• [Data shown]

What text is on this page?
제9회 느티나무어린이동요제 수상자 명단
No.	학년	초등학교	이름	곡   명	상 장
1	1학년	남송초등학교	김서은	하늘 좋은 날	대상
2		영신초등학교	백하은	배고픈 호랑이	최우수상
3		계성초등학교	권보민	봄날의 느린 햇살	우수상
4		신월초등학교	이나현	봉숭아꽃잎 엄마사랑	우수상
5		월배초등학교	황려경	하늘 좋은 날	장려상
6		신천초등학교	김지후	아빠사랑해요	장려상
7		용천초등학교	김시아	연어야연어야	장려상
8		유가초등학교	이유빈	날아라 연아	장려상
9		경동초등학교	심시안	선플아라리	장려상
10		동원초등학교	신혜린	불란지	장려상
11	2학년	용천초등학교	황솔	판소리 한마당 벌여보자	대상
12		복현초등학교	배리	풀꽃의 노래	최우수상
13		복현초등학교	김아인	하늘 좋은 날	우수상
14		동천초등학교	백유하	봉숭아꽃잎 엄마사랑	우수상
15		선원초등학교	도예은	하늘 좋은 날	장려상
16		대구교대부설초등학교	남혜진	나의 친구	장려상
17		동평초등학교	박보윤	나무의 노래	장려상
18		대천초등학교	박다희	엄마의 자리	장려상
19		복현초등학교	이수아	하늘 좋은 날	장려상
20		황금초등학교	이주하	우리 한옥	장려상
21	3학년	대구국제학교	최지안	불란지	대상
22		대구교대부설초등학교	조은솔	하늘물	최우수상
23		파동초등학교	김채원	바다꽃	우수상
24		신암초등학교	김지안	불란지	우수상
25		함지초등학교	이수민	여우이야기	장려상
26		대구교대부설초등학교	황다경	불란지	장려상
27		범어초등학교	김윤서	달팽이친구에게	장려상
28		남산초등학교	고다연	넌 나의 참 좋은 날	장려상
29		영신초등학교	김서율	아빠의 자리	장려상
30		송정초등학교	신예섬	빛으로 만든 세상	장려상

• [Aim of the exercise] Copy every record above exactly as it appears.

• [Answer for this exercise]
What text is on this page?
제9회 느티나무어린이동요제 수상자 명단
No.	학년	초등학교	이름	곡   명	상 장
1	1학년	남송초등학교	김서은	하늘 좋은 날	대상
2		영신초등학교	백하은	배고픈 호랑이	최우수상
3		계성초등학교	권보민	봄날의 느린 햇살	우수상
4		신월초등학교	이나현	봉숭아꽃잎 엄마사랑	우수상
5		월배초등학교	황려경	하늘 좋은 날	장려상
6		신천초등학교	김지후	아빠사랑해요	장려상
7		용천초등학교	김시아	연어야연어야	장려상
8		유가초등학교	이유빈	날아라 연아	장려상
9		경동초등학교	심시안	선플아라리	장려상
10		동원초등학교	신혜린	불란지	장려상
11	2학년	용천초등학교	황솔	판소리 한마당 벌여보자	대상
12		복현초등학교	배리	풀꽃의 노래	최우수상
13		복현초등학교	김아인	하늘 좋은 날	우수상
14		동천초등학교	백유하	봉숭아꽃잎 엄마사랑	우수상
15		선원초등학교	도예은	하늘 좋은 날	장려상
16		대구교대부설초등학교	남혜진	나의 친구	장려상
17		동평초등학교	박보윤	나무의 노래	장려상
18		대천초등학교	박다희	엄마의 자리	장려상
19		복현초등학교	이수아	하늘 좋은 날	장려상
20		황금초등학교	이주하	우리 한옥	장려상
21	3학년	대구국제학교	최지안	불란지	대상
22		대구교대부설초등학교	조은솔	하늘물	최우수상
23		파동초등학교	김채원	바다꽃	우수상
24		신암초등학교	김지안	불란지	우수상
25		함지초등학교	이수민	여우이야기	장려상
26		대구교대부설초등학교	황다경	불란지	장려상
27		범어초등학교	김윤서	달팽이친구에게	장려상
28		남산초등학교	고다연	넌 나의 참 좋은 날	장려상
29		영신초등학교	김서율	아빠의 자리	장려상
30		송정초등학교	신예섬	빛으로 만든 세상	장려상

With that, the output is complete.